(Source data)

.....

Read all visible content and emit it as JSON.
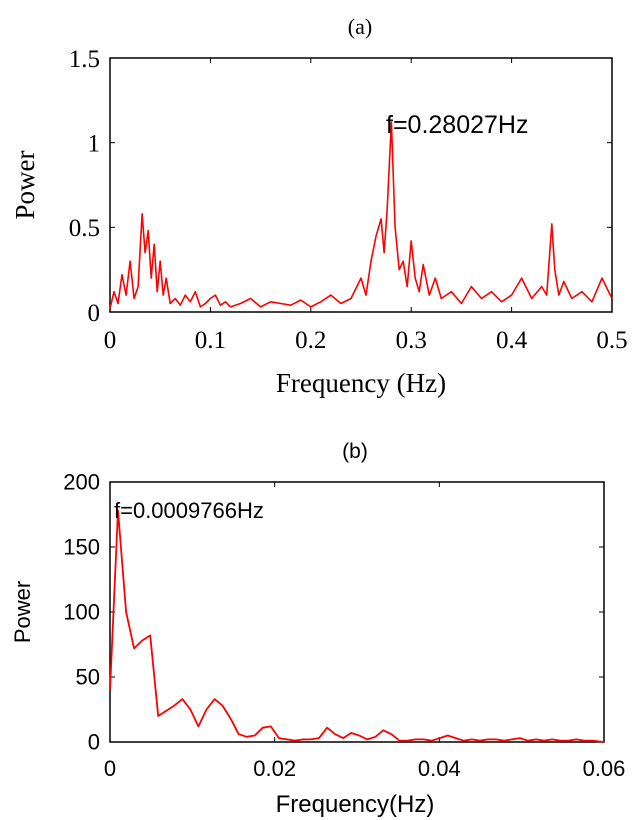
{
  "chart_data": [
    {
      "type": "line",
      "title": "(a)",
      "xlabel": "Frequency (Hz)",
      "ylabel": "Power",
      "xlim": [
        0,
        0.5
      ],
      "ylim": [
        0,
        1.5
      ],
      "xticks": [
        "0",
        "0.1",
        "0.2",
        "0.3",
        "0.4",
        "0.5"
      ],
      "yticks": [
        "0",
        "0.5",
        "1",
        "1.5"
      ],
      "annotation": {
        "text": "f=0.28027Hz",
        "x": 0.28027,
        "y": 1.12
      },
      "series": [
        {
          "color": "#ff0000",
          "x": [
            0.0,
            0.004,
            0.008,
            0.012,
            0.016,
            0.02,
            0.024,
            0.028,
            0.032,
            0.035,
            0.038,
            0.041,
            0.044,
            0.047,
            0.05,
            0.053,
            0.056,
            0.06,
            0.065,
            0.07,
            0.075,
            0.08,
            0.085,
            0.09,
            0.095,
            0.1,
            0.105,
            0.11,
            0.115,
            0.12,
            0.13,
            0.14,
            0.15,
            0.16,
            0.17,
            0.18,
            0.19,
            0.2,
            0.21,
            0.22,
            0.23,
            0.24,
            0.25,
            0.255,
            0.26,
            0.265,
            0.27,
            0.273,
            0.276,
            0.28027,
            0.284,
            0.288,
            0.292,
            0.296,
            0.3,
            0.304,
            0.308,
            0.312,
            0.318,
            0.324,
            0.33,
            0.34,
            0.35,
            0.36,
            0.37,
            0.38,
            0.39,
            0.4,
            0.41,
            0.42,
            0.43,
            0.435,
            0.44,
            0.443,
            0.447,
            0.452,
            0.46,
            0.47,
            0.48,
            0.49,
            0.5
          ],
          "y": [
            0.02,
            0.12,
            0.05,
            0.22,
            0.1,
            0.3,
            0.08,
            0.15,
            0.58,
            0.35,
            0.48,
            0.2,
            0.4,
            0.12,
            0.3,
            0.1,
            0.2,
            0.05,
            0.08,
            0.04,
            0.1,
            0.06,
            0.12,
            0.03,
            0.05,
            0.08,
            0.1,
            0.04,
            0.06,
            0.03,
            0.05,
            0.08,
            0.03,
            0.06,
            0.05,
            0.04,
            0.07,
            0.03,
            0.06,
            0.1,
            0.05,
            0.08,
            0.2,
            0.1,
            0.3,
            0.45,
            0.55,
            0.35,
            0.6,
            1.12,
            0.5,
            0.25,
            0.3,
            0.15,
            0.42,
            0.2,
            0.12,
            0.28,
            0.1,
            0.2,
            0.08,
            0.12,
            0.05,
            0.15,
            0.08,
            0.12,
            0.06,
            0.1,
            0.2,
            0.08,
            0.15,
            0.1,
            0.52,
            0.25,
            0.1,
            0.18,
            0.08,
            0.12,
            0.06,
            0.2,
            0.08
          ]
        }
      ]
    },
    {
      "type": "line",
      "title": "(b)",
      "xlabel": "Frequency(Hz)",
      "ylabel": "Power",
      "xlim": [
        0,
        0.06
      ],
      "ylim": [
        0,
        200
      ],
      "xticks": [
        "0",
        "0.02",
        "0.04",
        "0.06"
      ],
      "yticks": [
        "0",
        "50",
        "100",
        "150",
        "200"
      ],
      "annotation": {
        "text": "f=0.0009766Hz",
        "x": 0.0009766,
        "y": 178
      },
      "series": [
        {
          "color": "#ff0000",
          "x": [
            0.0,
            0.0009766,
            0.00195,
            0.00293,
            0.0039,
            0.00488,
            0.00586,
            0.00684,
            0.00781,
            0.00879,
            0.00977,
            0.01074,
            0.01172,
            0.0127,
            0.01367,
            0.01465,
            0.01563,
            0.0166,
            0.01758,
            0.01855,
            0.01953,
            0.02051,
            0.02148,
            0.02246,
            0.02344,
            0.02441,
            0.02539,
            0.02637,
            0.02734,
            0.02832,
            0.0293,
            0.03027,
            0.03125,
            0.03223,
            0.0332,
            0.03418,
            0.03516,
            0.03613,
            0.03711,
            0.03809,
            0.03906,
            0.04004,
            0.04102,
            0.04199,
            0.04297,
            0.04395,
            0.04492,
            0.0459,
            0.04688,
            0.04785,
            0.04883,
            0.0498,
            0.05078,
            0.05176,
            0.05273,
            0.05371,
            0.05469,
            0.05566,
            0.05664,
            0.05762,
            0.05859,
            0.06
          ],
          "y": [
            40,
            178,
            100,
            72,
            78,
            82,
            20,
            24,
            28,
            33,
            25,
            12,
            25,
            33,
            28,
            18,
            6,
            4,
            5,
            11,
            12,
            3,
            2,
            1,
            2,
            2,
            3,
            11,
            6,
            3,
            7,
            5,
            2,
            4,
            9,
            6,
            1,
            1,
            2,
            2,
            1,
            3,
            5,
            3,
            1,
            2,
            1,
            2,
            2,
            1,
            2,
            3,
            1,
            2,
            1,
            2,
            1,
            1,
            2,
            1,
            1,
            0
          ]
        }
      ]
    }
  ]
}
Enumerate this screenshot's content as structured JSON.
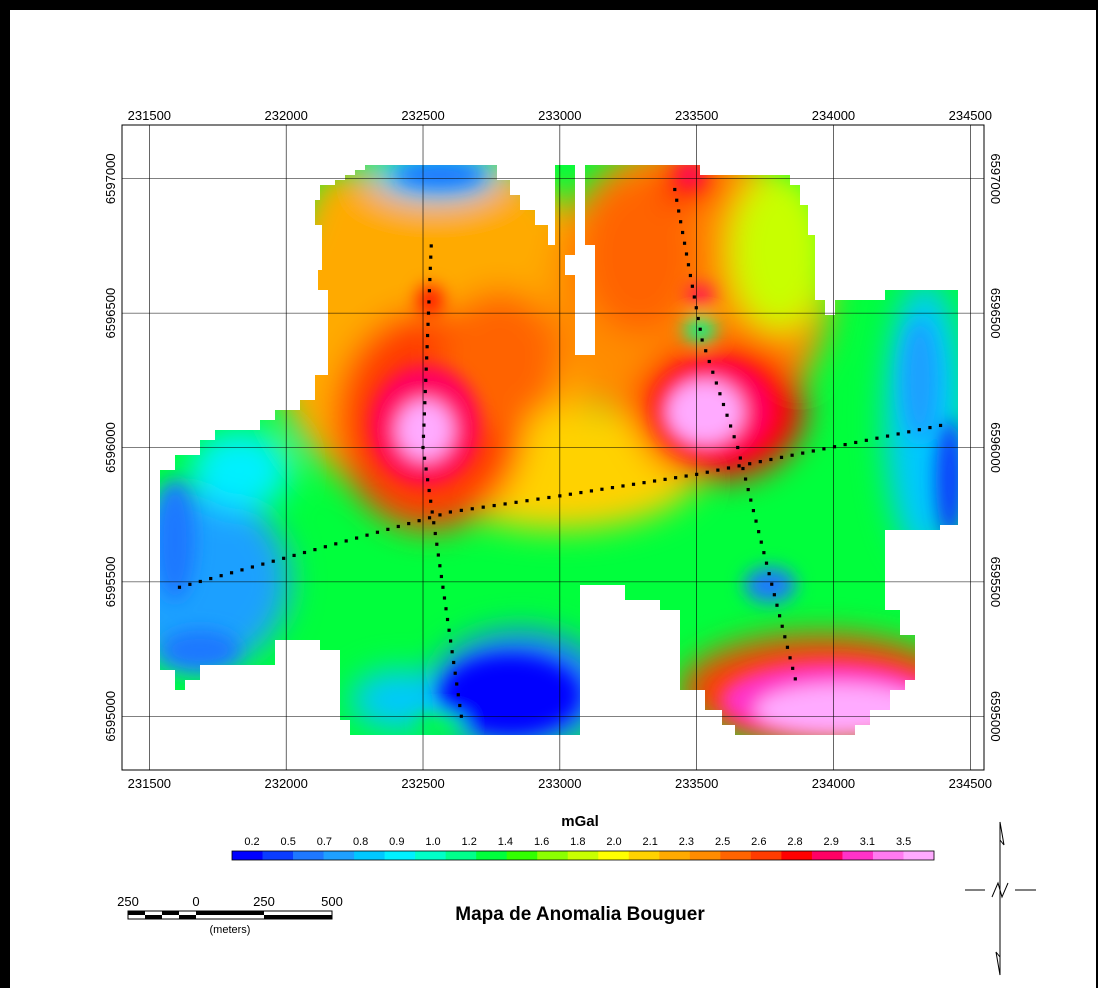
{
  "map": {
    "title": "Mapa de Anomalia Bouguer",
    "unit_label": "mGal",
    "x_ticks": [
      "231500",
      "232000",
      "232500",
      "233000",
      "233500",
      "234000",
      "234500"
    ],
    "y_ticks": [
      "6597000",
      "6596500",
      "6596000",
      "6595500",
      "6595000"
    ],
    "legend": {
      "labels": [
        "0.2",
        "0.5",
        "0.7",
        "0.8",
        "0.9",
        "1.0",
        "1.2",
        "1.4",
        "1.6",
        "1.8",
        "2.0",
        "2.1",
        "2.3",
        "2.5",
        "2.6",
        "2.8",
        "2.9",
        "3.1",
        "3.5"
      ],
      "colors": [
        "#0000ff",
        "#0a3cff",
        "#1e78ff",
        "#1ea0ff",
        "#00c8ff",
        "#00f0ff",
        "#00ffc8",
        "#00ff8c",
        "#00ff3c",
        "#32ff00",
        "#8cff00",
        "#c8ff00",
        "#ffff00",
        "#ffd200",
        "#ffaa00",
        "#ff8c00",
        "#ff6400",
        "#ff3c00",
        "#ff0000",
        "#ff0064",
        "#ff32c8",
        "#ff7af0",
        "#ffaaff"
      ]
    },
    "scale_bar": {
      "labels": [
        "250",
        "0",
        "250",
        "500"
      ],
      "unit": "(meters)"
    }
  },
  "chart_data": {
    "type": "heatmap",
    "title": "Mapa de Anomalia Bouguer",
    "xlim": [
      231400,
      234550
    ],
    "ylim": [
      6594800,
      6597200
    ],
    "colorbar_label": "mGal",
    "anomalies": [
      {
        "x": 232500,
        "y": 6596000,
        "level": "high",
        "value": 3.5
      },
      {
        "x": 233520,
        "y": 6596070,
        "level": "high",
        "value": 3.5
      },
      {
        "x": 233440,
        "y": 6596960,
        "level": "high",
        "value": 3.0
      },
      {
        "x": 233960,
        "y": 6595050,
        "level": "high",
        "value": 3.5
      },
      {
        "x": 232800,
        "y": 6595030,
        "level": "low",
        "value": 0.2
      },
      {
        "x": 232530,
        "y": 6596940,
        "level": "low",
        "value": 0.4
      },
      {
        "x": 234420,
        "y": 6595900,
        "level": "low",
        "value": 0.3
      },
      {
        "x": 233760,
        "y": 6595440,
        "level": "low",
        "value": 0.6
      },
      {
        "x": 231620,
        "y": 6595400,
        "level": "low",
        "value": 0.8
      },
      {
        "x": 233520,
        "y": 6596370,
        "level": "low",
        "value": 1.3
      }
    ],
    "profiles": [
      {
        "name": "profile-1",
        "points": [
          [
            231610,
            6595480
          ],
          [
            232600,
            6595760
          ],
          [
            233000,
            6595820
          ],
          [
            233500,
            6595900
          ],
          [
            234430,
            6596090
          ]
        ]
      },
      {
        "name": "profile-2",
        "points": [
          [
            232530,
            6596750
          ],
          [
            232500,
            6596000
          ],
          [
            232640,
            6595000
          ],
          [
            232650,
            6594940
          ]
        ]
      },
      {
        "name": "profile-3",
        "points": [
          [
            233420,
            6596960
          ],
          [
            233520,
            6596400
          ],
          [
            233650,
            6596000
          ],
          [
            233870,
            6595100
          ]
        ]
      }
    ]
  }
}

.....

Task directions – Using the records above, list each line that includes "JSON".

Output of the task –
Read all visible content and emit it as JSON.
Enumerate this screenshot's content as structured JSON.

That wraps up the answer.